(EXCERPTED DATA):
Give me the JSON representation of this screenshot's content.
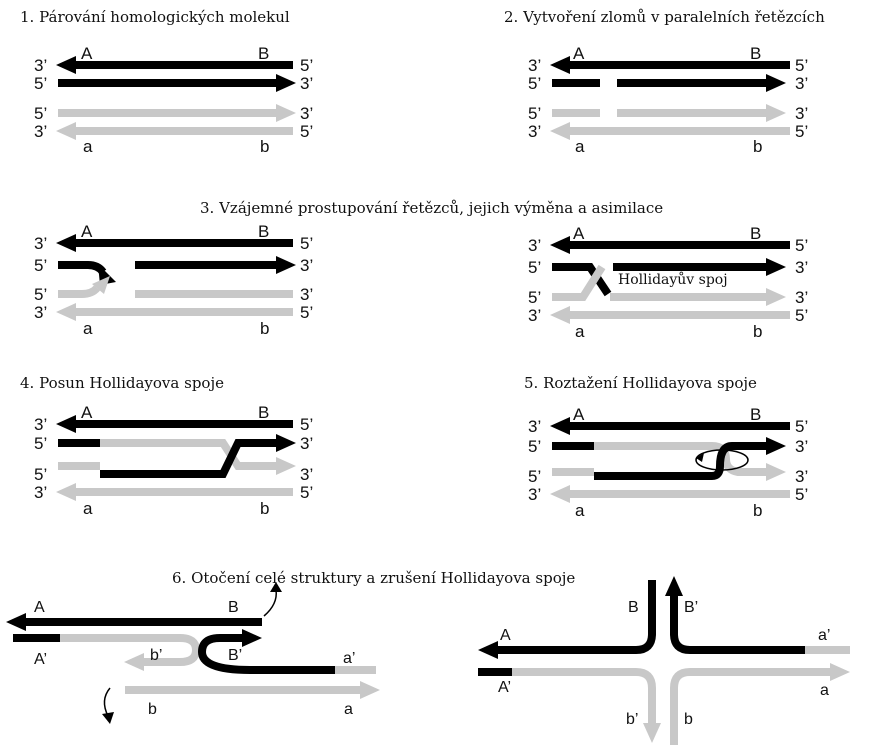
{
  "colors": {
    "dark": "#000000",
    "light": "#c8c8c8"
  },
  "panels": {
    "p1": {
      "title": "1. Párování homologických molekul"
    },
    "p2": {
      "title": "2. Vytvoření zlomů v paralelních řetězcích"
    },
    "p3": {
      "title": "3. Vzájemné prostupování řetězců, jejich výměna a asimilace",
      "junction_label": "Hollidayův spoj"
    },
    "p4": {
      "title": "4. Posun Hollidayova spoje"
    },
    "p5": {
      "title": "5. Roztažení Hollidayova spoje"
    },
    "p6": {
      "title": "6. Otočení celé struktury a zrušení Hollidayova spoje"
    }
  },
  "labels": {
    "end3": "3’",
    "end5": "5’",
    "A": "A",
    "B": "B",
    "a": "a",
    "b": "b",
    "A_prime": "A’",
    "B_prime": "B’",
    "a_prime": "a’",
    "b_prime": "b’"
  }
}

(WRITTEN EXERCISE): Write out all the entries again, word for word, and print no images.

(OUTPUT OF THE TASK):
Give me the JSON representation of this screenshot's content.
{
  "colors": {
    "dark": "#000000",
    "light": "#c8c8c8"
  },
  "panels": {
    "p1": {
      "title": "1. Párování homologických molekul"
    },
    "p2": {
      "title": "2. Vytvoření zlomů v paralelních řetězcích"
    },
    "p3": {
      "title": "3. Vzájemné prostupování řetězců, jejich výměna a asimilace",
      "junction_label": "Hollidayův spoj"
    },
    "p4": {
      "title": "4. Posun Hollidayova spoje"
    },
    "p5": {
      "title": "5. Roztažení Hollidayova spoje"
    },
    "p6": {
      "title": "6. Otočení celé struktury a zrušení Hollidayova spoje"
    }
  },
  "labels": {
    "end3": "3’",
    "end5": "5’",
    "A": "A",
    "B": "B",
    "a": "a",
    "b": "b",
    "A_prime": "A’",
    "B_prime": "B’",
    "a_prime": "a’",
    "b_prime": "b’"
  }
}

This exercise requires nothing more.